• The task:
Exactly repeat all the records below, omitting the images they hold.

• Data for this exercise:
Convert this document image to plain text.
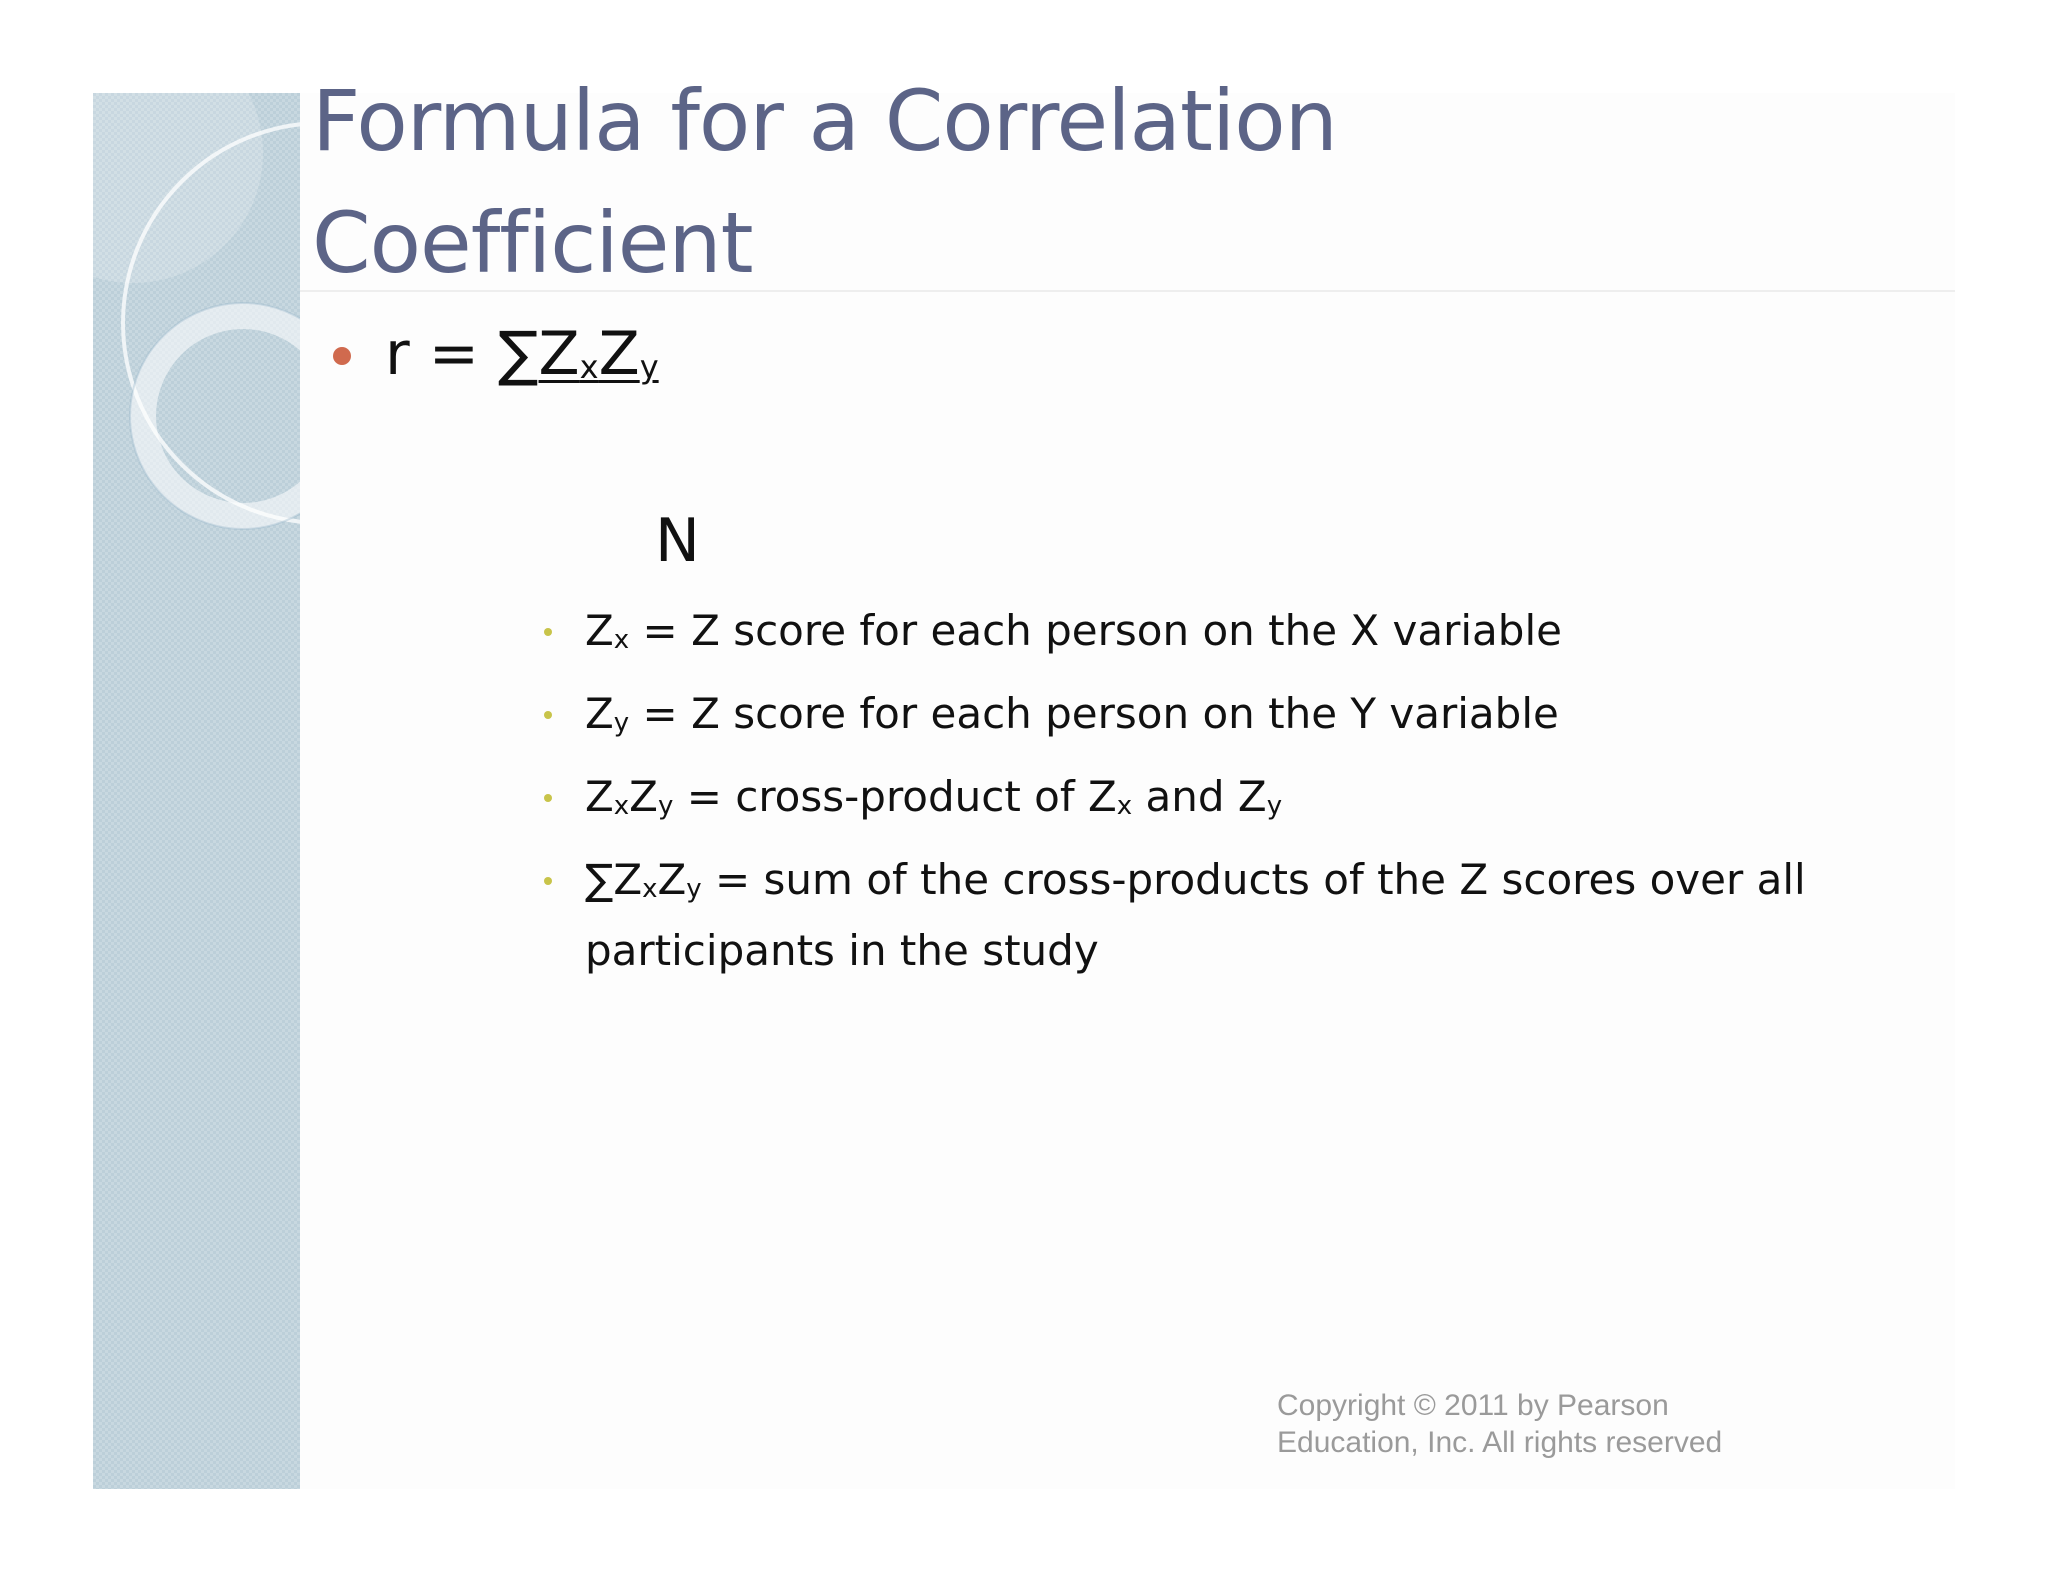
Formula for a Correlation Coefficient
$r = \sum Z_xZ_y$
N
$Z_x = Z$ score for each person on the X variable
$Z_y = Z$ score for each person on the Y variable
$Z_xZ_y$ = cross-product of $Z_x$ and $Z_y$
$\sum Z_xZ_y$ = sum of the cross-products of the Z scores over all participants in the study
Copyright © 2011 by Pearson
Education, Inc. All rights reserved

• Task response:
Convert this document image to plain text.
Formula for a Correlation Coefficient
$r = \sum Z_xZ_y$
N
$Z_x = Z$ score for each person on the X variable
$Z_y = Z$ score for each person on the Y variable
$Z_xZ_y$ = cross-product of $Z_x$ and $Z_y$
$\sum Z_xZ_y$ = sum of the cross-products of the Z scores over all participants in the study
Copyright © 2011 by Pearson
Education, Inc. All rights reserved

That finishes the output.